_Task goal_. Copy each of the entries below faithfully, setting aside any pictures.

_Data provided_.
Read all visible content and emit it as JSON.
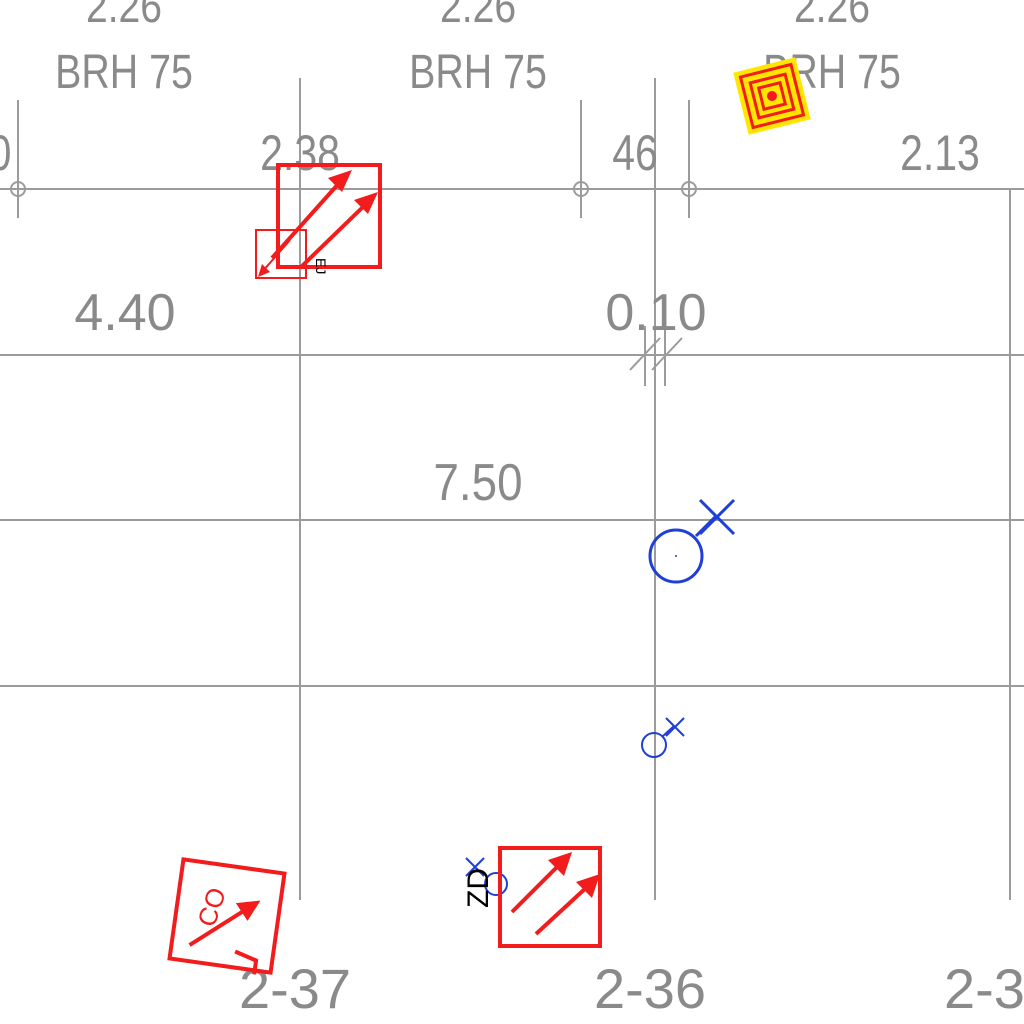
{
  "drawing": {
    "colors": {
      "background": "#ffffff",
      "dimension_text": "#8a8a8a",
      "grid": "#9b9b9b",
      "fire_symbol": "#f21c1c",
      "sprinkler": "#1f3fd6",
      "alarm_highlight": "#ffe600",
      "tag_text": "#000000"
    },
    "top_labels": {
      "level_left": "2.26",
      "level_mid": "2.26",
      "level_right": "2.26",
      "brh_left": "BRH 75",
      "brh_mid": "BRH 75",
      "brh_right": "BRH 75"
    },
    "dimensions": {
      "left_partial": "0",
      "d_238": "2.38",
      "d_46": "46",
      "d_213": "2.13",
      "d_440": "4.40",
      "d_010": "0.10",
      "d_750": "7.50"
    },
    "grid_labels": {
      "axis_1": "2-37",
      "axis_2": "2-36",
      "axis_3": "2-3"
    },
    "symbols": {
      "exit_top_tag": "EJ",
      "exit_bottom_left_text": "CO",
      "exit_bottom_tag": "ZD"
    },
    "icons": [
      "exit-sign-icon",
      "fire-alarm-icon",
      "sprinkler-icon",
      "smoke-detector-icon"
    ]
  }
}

_Answer in full_.
Read all visible content and emit it as JSON.
{
  "drawing": {
    "colors": {
      "background": "#ffffff",
      "dimension_text": "#8a8a8a",
      "grid": "#9b9b9b",
      "fire_symbol": "#f21c1c",
      "sprinkler": "#1f3fd6",
      "alarm_highlight": "#ffe600",
      "tag_text": "#000000"
    },
    "top_labels": {
      "level_left": "2.26",
      "level_mid": "2.26",
      "level_right": "2.26",
      "brh_left": "BRH 75",
      "brh_mid": "BRH 75",
      "brh_right": "BRH 75"
    },
    "dimensions": {
      "left_partial": "0",
      "d_238": "2.38",
      "d_46": "46",
      "d_213": "2.13",
      "d_440": "4.40",
      "d_010": "0.10",
      "d_750": "7.50"
    },
    "grid_labels": {
      "axis_1": "2-37",
      "axis_2": "2-36",
      "axis_3": "2-3"
    },
    "symbols": {
      "exit_top_tag": "EJ",
      "exit_bottom_left_text": "CO",
      "exit_bottom_tag": "ZD"
    },
    "icons": [
      "exit-sign-icon",
      "fire-alarm-icon",
      "sprinkler-icon",
      "smoke-detector-icon"
    ]
  }
}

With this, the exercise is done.